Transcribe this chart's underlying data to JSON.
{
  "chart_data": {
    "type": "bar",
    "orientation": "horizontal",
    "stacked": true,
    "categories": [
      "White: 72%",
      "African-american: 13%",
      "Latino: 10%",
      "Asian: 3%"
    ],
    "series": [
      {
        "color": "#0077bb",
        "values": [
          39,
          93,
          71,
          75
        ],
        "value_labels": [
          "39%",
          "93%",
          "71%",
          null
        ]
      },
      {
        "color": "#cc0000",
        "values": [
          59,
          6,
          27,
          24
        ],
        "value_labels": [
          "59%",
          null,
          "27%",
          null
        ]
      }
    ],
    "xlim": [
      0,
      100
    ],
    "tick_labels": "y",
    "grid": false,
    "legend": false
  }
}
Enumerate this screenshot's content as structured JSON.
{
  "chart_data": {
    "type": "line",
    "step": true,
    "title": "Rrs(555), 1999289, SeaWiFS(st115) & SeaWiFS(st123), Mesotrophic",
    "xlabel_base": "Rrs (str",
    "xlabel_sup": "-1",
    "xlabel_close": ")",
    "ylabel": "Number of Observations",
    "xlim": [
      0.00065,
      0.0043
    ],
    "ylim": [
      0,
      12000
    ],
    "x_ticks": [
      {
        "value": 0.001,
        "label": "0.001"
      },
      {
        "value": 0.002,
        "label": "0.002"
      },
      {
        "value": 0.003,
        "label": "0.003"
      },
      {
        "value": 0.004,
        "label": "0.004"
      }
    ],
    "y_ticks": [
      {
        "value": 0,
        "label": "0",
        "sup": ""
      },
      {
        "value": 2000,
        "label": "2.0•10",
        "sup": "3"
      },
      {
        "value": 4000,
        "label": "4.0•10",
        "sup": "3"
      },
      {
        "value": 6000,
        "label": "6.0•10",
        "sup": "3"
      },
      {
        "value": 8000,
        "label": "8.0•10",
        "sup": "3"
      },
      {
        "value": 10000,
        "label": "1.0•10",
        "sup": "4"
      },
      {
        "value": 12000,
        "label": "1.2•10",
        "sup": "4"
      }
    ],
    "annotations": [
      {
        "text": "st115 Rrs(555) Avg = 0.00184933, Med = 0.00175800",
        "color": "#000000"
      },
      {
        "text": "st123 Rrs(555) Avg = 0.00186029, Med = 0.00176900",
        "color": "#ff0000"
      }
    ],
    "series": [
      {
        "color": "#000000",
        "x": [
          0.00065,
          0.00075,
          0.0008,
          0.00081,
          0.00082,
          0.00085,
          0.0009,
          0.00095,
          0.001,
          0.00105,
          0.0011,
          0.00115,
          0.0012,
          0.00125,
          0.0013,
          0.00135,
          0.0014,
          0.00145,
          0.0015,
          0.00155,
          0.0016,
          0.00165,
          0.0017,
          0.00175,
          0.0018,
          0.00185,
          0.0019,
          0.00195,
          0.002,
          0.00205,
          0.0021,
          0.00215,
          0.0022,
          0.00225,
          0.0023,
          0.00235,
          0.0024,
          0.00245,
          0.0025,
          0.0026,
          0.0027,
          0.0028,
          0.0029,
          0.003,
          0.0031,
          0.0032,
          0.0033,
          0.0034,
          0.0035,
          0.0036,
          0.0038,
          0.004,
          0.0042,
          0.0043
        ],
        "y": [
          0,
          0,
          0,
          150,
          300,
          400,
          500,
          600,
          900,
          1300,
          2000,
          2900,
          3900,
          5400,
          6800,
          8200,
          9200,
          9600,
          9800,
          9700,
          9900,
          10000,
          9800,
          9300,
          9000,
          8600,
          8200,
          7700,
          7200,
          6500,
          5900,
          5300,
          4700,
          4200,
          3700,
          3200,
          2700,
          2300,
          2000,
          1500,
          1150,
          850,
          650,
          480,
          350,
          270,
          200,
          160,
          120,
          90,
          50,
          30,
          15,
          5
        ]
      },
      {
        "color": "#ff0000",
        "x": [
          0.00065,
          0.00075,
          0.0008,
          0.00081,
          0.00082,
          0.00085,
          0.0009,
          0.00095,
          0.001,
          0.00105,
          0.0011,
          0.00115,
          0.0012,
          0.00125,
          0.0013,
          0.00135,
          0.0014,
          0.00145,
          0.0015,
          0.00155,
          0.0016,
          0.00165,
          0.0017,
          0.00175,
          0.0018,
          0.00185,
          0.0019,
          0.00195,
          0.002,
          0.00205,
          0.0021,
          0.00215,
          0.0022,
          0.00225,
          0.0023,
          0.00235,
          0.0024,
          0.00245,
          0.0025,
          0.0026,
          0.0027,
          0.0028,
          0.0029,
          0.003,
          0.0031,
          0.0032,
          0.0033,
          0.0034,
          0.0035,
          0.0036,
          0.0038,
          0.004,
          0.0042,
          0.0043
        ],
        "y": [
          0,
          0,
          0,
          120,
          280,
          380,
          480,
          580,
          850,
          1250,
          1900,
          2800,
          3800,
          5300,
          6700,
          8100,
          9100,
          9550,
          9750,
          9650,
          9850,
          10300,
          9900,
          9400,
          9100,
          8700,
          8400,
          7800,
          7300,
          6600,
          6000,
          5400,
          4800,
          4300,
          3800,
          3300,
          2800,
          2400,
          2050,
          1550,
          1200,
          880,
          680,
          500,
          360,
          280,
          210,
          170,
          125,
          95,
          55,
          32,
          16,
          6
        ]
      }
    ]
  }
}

=====

Work to do.
Find the string "this" in the entries above and return each line that holds it.

Task answer.
Transcribe this chart's underlying data to JSON.
Enumerate this screenshot's content as structured JSON.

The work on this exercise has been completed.